◆ SOURCE EXCERPT
★ ★ ★ ★ ★

Bjorn’s Corner: Aircraft programs

By Bjorn Fehrm

By Bjorn Fehrm

30 October 2015, ©. Leeham Co: There has been dramatic news this week around Bombardier’s (BBD) CSeries program. I wrote a subscribers article about what to expect in terms of the cash flow problem that the BBD management has been wrestling with. The announcements yesterday and the following earnings call confirmed the financial modelling I did with our aircraft modelling tool.

Having watched experienced Wall Street analysts being hard pressed to understand what has happened with the CSeries, I thought I could use this week’s corner to explain the overall economical flow of an aircraft program like the CSeries (there will be details in a follow up subscriber article). I will also put it in context with how it affects a company like BBD and what one must think about when it comes to timing of such projects.

To give the timing aspect more colour, I will also compare with Embraer and their E-Jet E2 project and Boeing’s 787 program. The three programs are very different and they demonstrate in an illustrative way the challenges of making a new civil airliner and that one must adapt the project to the company’s position and its strength and weaknesses.

★ ★ ★ ★ ★

◆ DATA EXCERPTS
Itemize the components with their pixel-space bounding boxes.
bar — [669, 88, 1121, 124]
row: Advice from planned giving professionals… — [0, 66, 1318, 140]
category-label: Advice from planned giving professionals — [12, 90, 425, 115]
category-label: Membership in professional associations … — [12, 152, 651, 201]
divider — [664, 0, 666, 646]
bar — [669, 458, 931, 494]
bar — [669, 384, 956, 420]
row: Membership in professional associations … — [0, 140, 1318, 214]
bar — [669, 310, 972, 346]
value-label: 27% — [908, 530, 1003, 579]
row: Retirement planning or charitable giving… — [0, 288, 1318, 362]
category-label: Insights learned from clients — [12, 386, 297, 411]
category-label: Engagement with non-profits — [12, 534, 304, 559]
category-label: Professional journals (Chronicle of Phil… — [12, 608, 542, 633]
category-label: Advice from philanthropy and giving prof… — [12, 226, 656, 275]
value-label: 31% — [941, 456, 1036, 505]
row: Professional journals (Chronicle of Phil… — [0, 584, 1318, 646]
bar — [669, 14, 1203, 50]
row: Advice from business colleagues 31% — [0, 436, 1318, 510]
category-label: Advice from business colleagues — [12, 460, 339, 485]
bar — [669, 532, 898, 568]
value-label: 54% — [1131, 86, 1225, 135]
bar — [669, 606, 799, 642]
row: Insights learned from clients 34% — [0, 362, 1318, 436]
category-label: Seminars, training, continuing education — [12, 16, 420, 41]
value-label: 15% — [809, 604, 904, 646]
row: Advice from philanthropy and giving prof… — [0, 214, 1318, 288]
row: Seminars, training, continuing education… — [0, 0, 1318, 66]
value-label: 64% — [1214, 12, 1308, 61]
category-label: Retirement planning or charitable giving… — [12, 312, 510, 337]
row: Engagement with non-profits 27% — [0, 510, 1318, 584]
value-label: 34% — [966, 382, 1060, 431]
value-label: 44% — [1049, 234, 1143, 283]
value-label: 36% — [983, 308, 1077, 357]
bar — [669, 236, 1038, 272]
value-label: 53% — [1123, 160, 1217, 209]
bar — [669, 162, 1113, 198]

★ ★ ★ ★ ★

◆ EXERCISE INSTRUCTIONS
Please carry on the column about aircraft programs above, starting right after its final sentence, which ends "its strength and weaknesses."

◆ REPLY TO THE EXERCISE
The dynamics of a new airliner project

An aircraft project has traditionally been divided into two phases, development and production. To understand the project from an economical perspective, this is too simple. We need to divide it into more phases. We take a project the size of the CSeries as example for the money flows involved.

Here a description of the typical phases of such a program:

  1. Initial design or the concept and overall design phase. This is a rather cheap phase. There are “only” several hundreds of highly qualified people working at the OEM and selected sub-suppliers (typically engine suppliers) on defining the overall technical and program aspects of the project. The programs technical and economical performance is developed and the overall business plan made. Exit criteria is design freeze of the aircraft’s overall technical specification with dimensions and loads. There are also other technical and economical dimensioning data generated, but it all lacks detail. You burn “only” in the order of one or several $100m chunks.
  2. Detail design. Now every tiny part of the aircraft and its production apparatus is designed at the OEM and its partners. And we are talking about many parts, around 4 million in a modern airliner. The work is based on the overall design data from the initial design. This requires tens of thousands of people to work at the OEM and its sub suppliers and now the real cash burn starts. Typically up to 1 billion per year for a project the size of CSeries. The exit criteria are the release of production drawings to the manufacturing organizations.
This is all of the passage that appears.